-- Fragmento --
>>>

Pero no nos alejemos tanto, mantengamos la atención en los números, retornemos a las disciplinas del cálculo y busquemos un límite etario para pensar una imputabilidad coherente con las estadísticas de los últimos tiempos ¿Cuántos años hay que bajar? ¿A qué edad delinquen los niñes?, y sobre todo, qué niñes.

¿Once?, menos, ¿nueve?, falta, ¿siete?, más. ¿Seis?, ¿cinco?

¿Estamos dispuestos a encarcelar a niñes de cinco años? Y si es así, de acuerdo a los fundamentos que posee en nuestro país la pena privativa de libertad ¿Pretendemos su resocialización? ¿Le pediríamos que a través de la pena revele, de manera clara y contundente, su cabal entendimiento por la ley? La situación es tan disparatada que la respuesta a estas preguntas se resuelve entre la vergüenza y la carcajada.

<<<

-- Enunciado --
Extraiga íntegramente el fragmento sobre la edad de imputabilidad, sin modificar nada. El listado siguiente es material aparte, ajeno al fragmento.

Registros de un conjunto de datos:
>>>

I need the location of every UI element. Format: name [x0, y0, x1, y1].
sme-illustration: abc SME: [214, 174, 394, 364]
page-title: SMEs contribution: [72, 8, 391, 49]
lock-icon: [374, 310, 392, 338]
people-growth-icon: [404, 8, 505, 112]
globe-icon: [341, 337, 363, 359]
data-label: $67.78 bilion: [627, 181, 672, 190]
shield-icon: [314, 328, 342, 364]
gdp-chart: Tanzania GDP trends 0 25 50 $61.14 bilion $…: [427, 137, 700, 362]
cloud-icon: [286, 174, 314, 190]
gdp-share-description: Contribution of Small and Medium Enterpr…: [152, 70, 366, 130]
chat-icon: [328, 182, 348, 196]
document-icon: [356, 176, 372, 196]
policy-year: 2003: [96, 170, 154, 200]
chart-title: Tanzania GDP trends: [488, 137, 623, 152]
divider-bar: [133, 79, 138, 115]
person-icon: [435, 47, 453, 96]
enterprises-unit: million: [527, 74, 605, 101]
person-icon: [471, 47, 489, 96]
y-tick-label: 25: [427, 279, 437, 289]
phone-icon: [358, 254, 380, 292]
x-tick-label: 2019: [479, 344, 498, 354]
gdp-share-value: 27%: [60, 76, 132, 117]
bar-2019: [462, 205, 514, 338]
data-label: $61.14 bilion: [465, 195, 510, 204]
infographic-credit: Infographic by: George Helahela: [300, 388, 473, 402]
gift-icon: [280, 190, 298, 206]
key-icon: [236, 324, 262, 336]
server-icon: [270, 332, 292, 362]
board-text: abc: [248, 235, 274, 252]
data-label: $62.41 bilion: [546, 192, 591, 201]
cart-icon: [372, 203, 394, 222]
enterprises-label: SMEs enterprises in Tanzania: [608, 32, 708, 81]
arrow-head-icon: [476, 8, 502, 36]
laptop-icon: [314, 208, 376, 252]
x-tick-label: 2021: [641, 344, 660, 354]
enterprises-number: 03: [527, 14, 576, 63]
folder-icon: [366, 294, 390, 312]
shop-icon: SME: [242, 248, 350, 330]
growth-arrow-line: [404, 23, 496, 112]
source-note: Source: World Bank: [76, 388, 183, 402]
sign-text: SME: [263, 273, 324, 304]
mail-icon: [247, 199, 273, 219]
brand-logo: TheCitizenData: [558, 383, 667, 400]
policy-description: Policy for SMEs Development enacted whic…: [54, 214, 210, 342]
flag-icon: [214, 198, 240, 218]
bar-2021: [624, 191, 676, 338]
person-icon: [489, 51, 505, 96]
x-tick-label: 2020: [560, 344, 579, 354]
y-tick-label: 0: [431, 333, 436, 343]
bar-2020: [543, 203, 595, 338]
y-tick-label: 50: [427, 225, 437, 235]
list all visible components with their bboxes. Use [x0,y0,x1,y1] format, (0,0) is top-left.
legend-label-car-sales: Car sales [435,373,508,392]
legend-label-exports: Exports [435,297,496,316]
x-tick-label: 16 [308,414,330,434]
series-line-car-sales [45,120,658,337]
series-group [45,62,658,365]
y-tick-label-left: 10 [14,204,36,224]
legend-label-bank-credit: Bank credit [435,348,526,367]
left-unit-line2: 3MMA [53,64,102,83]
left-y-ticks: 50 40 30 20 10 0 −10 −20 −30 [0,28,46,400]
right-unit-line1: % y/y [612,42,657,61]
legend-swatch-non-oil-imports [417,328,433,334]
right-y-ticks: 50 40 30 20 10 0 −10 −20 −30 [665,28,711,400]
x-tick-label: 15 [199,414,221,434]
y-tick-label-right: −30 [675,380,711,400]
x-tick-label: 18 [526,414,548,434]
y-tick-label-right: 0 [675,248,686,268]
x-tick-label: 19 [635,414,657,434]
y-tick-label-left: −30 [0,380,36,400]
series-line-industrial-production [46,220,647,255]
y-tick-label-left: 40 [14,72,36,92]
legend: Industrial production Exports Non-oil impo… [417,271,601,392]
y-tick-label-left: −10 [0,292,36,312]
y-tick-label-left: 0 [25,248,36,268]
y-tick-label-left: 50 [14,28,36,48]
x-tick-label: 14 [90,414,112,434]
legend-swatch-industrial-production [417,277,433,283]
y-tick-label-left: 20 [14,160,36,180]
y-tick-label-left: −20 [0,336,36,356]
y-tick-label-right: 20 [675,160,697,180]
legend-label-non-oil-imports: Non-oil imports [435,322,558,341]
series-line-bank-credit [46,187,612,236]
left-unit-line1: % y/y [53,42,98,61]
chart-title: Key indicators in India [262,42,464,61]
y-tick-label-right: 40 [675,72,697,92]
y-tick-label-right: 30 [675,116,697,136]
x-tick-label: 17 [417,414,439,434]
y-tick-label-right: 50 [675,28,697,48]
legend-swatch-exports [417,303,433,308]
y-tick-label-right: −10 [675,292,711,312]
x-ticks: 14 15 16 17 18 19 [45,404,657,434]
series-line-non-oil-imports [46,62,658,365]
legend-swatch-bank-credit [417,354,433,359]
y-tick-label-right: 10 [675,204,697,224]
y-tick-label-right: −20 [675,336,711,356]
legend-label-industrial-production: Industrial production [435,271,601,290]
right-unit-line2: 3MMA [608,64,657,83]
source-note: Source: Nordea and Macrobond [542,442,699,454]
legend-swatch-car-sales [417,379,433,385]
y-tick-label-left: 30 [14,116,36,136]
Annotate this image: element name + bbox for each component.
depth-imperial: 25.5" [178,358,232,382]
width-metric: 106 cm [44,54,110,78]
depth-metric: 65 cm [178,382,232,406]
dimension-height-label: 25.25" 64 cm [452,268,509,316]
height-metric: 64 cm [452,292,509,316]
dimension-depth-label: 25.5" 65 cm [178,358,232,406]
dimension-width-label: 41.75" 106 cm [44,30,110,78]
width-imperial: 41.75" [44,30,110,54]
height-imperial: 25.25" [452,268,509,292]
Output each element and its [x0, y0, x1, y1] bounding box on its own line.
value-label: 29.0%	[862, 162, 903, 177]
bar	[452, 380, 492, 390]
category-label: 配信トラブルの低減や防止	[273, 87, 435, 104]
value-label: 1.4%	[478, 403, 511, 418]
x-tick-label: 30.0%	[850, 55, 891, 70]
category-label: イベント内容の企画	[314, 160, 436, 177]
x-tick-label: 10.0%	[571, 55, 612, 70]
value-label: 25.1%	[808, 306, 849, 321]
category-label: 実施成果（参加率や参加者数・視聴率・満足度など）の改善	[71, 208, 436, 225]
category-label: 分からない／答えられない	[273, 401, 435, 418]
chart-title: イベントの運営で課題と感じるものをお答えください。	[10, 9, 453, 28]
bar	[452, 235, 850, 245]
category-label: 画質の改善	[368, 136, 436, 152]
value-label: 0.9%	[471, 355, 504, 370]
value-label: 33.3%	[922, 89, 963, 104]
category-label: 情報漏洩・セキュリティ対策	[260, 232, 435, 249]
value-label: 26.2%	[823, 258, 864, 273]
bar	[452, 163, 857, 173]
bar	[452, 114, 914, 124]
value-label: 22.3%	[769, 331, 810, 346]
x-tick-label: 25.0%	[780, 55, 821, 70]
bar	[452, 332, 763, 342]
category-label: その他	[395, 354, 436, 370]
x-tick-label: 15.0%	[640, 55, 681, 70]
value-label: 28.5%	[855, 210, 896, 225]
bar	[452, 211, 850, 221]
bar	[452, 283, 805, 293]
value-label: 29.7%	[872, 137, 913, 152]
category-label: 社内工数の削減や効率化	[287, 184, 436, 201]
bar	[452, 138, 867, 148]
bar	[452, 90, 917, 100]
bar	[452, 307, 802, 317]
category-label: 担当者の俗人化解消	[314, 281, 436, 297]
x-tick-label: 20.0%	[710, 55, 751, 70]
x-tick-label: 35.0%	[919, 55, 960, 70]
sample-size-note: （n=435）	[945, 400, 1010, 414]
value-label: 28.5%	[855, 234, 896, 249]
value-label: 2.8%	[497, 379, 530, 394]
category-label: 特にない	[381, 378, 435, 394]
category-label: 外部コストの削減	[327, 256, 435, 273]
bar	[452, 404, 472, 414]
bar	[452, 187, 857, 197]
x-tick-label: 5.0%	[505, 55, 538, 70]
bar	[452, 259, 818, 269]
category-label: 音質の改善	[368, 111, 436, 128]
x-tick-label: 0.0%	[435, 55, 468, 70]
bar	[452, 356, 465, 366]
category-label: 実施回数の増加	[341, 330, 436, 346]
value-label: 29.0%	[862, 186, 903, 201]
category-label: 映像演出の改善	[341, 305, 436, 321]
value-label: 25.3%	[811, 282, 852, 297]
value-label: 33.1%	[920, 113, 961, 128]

<<<

-- Respuesta --
Pero no nos alejemos tanto, mantengamos la atención en los números, retornemos a las disciplinas del cálculo y busquemos un límite etario para pensar una imputabilidad coherente con las estadísticas de los últimos tiempos ¿Cuántos años hay que bajar? ¿A qué edad delinquen los niñes?, y sobre todo, qué niñes.

¿Once?, menos, ¿nueve?, falta, ¿siete?, más. ¿Seis?, ¿cinco?

¿Estamos dispuestos a encarcelar a niñes de cinco años? Y si es así, de acuerdo a los fundamentos que posee en nuestro país la pena privativa de libertad ¿Pretendemos su resocialización? ¿Le pediríamos que a través de la pena revele, de manera clara y contundente, su cabal entendimiento por la ley? La situación es tan disparatada que la respuesta a estas preguntas se resuelve entre la vergüenza y la carcajada.